_Records_
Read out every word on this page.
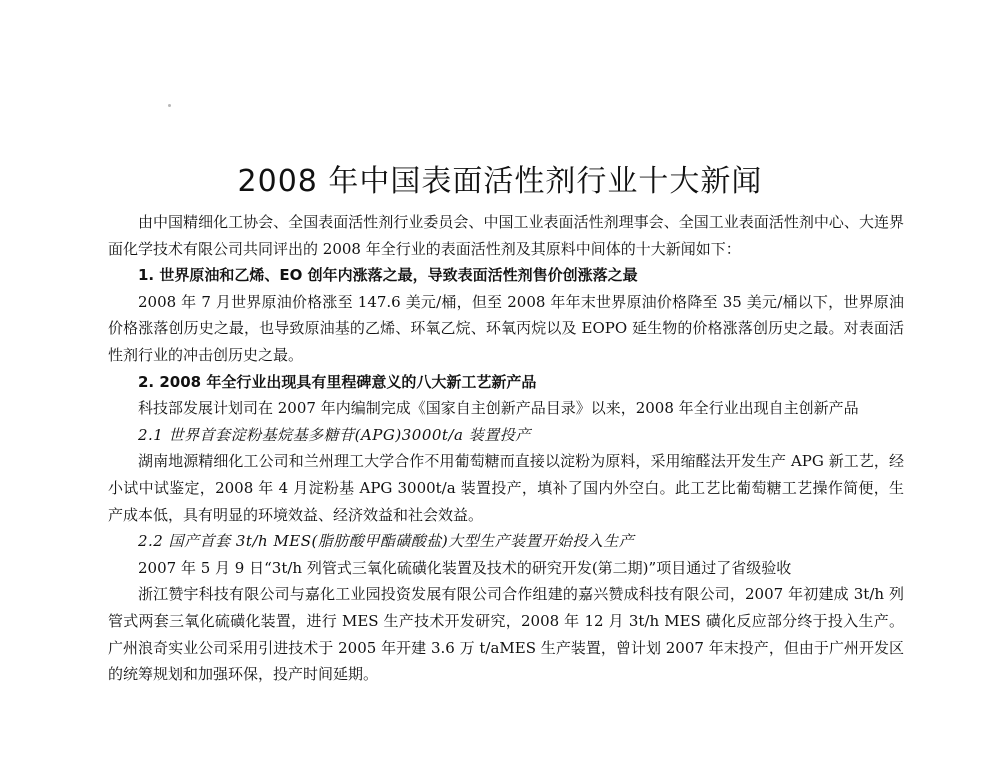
2008 年中国表面活性剂行业十大新闻

由中国精细化工协会、全国表面活性剂行业委员会、中国工业表面活性剂理事会、全国工业表面活性剂中心、大连界面化学技术有限公司共同评出的 2008 年全行业的表面活性剂及其原料中间体的十大新闻如下：

1. 世界原油和乙烯、EO 创年内涨落之最，导致表面活性剂售价创涨落之最

2008 年 7 月世界原油价格涨至 147.6 美元/桶，但至 2008 年年末世界原油价格降至 35 美元/桶以下，世界原油价格涨落创历史之最，也导致原油基的乙烯、环氧乙烷、环氧丙烷以及 EOPO 延生物的价格涨落创历史之最。对表面活性剂行业的冲击创历史之最。

2. 2008 年全行业出现具有里程碑意义的八大新工艺新产品

科技部发展计划司在 2007 年内编制完成《国家自主创新产品目录》以来，2008 年全行业出现自主创新产品

2.1 世界首套淀粉基烷基多糖苷(APG)3000t/a 装置投产

湖南地源精细化工公司和兰州理工大学合作不用葡萄糖而直接以淀粉为原料，采用缩醛法开发生产 APG 新工艺，经小试中试鉴定，2008 年 4 月淀粉基 APG 3000t/a 装置投产，填补了国内外空白。此工艺比葡萄糖工艺操作简便，生产成本低，具有明显的环境效益、经济效益和社会效益。

2.2 国产首套 3t/h MES(脂肪酸甲酯磺酸盐)大型生产装置开始投入生产

2007 年 5 月 9 日“3t/h 列管式三氧化硫磺化装置及技术的研究开发(第二期)”项目通过了省级验收

浙江赞宇科技有限公司与嘉化工业园投资发展有限公司合作组建的嘉兴赞成科技有限公司，2007 年初建成 3t/h 列管式两套三氧化硫磺化装置，进行 MES 生产技术开发研究，2008 年 12 月 3t/h MES 磺化反应部分终于投入生产。广州浪奇实业公司采用引进技术于 2005 年开建 3.6 万 t/aMES 生产装置，曾计划 2007 年末投产，但由于广州开发区的统筹规划和加强环保，投产时间延期。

_The request_
Write out the full set of lines verbatim, without the pictures.

_Complete response_
Read out every word on this page.
2008 年中国表面活性剂行业十大新闻

由中国精细化工协会、全国表面活性剂行业委员会、中国工业表面活性剂理事会、全国工业表面活性剂中心、大连界面化学技术有限公司共同评出的 2008 年全行业的表面活性剂及其原料中间体的十大新闻如下：

1. 世界原油和乙烯、EO 创年内涨落之最，导致表面活性剂售价创涨落之最

2008 年 7 月世界原油价格涨至 147.6 美元/桶，但至 2008 年年末世界原油价格降至 35 美元/桶以下，世界原油价格涨落创历史之最，也导致原油基的乙烯、环氧乙烷、环氧丙烷以及 EOPO 延生物的价格涨落创历史之最。对表面活性剂行业的冲击创历史之最。

2. 2008 年全行业出现具有里程碑意义的八大新工艺新产品

科技部发展计划司在 2007 年内编制完成《国家自主创新产品目录》以来，2008 年全行业出现自主创新产品

2.1 世界首套淀粉基烷基多糖苷(APG)3000t/a 装置投产

湖南地源精细化工公司和兰州理工大学合作不用葡萄糖而直接以淀粉为原料，采用缩醛法开发生产 APG 新工艺，经小试中试鉴定，2008 年 4 月淀粉基 APG 3000t/a 装置投产，填补了国内外空白。此工艺比葡萄糖工艺操作简便，生产成本低，具有明显的环境效益、经济效益和社会效益。

2.2 国产首套 3t/h MES(脂肪酸甲酯磺酸盐)大型生产装置开始投入生产

2007 年 5 月 9 日“3t/h 列管式三氧化硫磺化装置及技术的研究开发(第二期)”项目通过了省级验收

浙江赞宇科技有限公司与嘉化工业园投资发展有限公司合作组建的嘉兴赞成科技有限公司，2007 年初建成 3t/h 列管式两套三氧化硫磺化装置，进行 MES 生产技术开发研究，2008 年 12 月 3t/h MES 磺化反应部分终于投入生产。广州浪奇实业公司采用引进技术于 2005 年开建 3.6 万 t/aMES 生产装置，曾计划 2007 年末投产，但由于广州开发区的统筹规划和加强环保，投产时间延期。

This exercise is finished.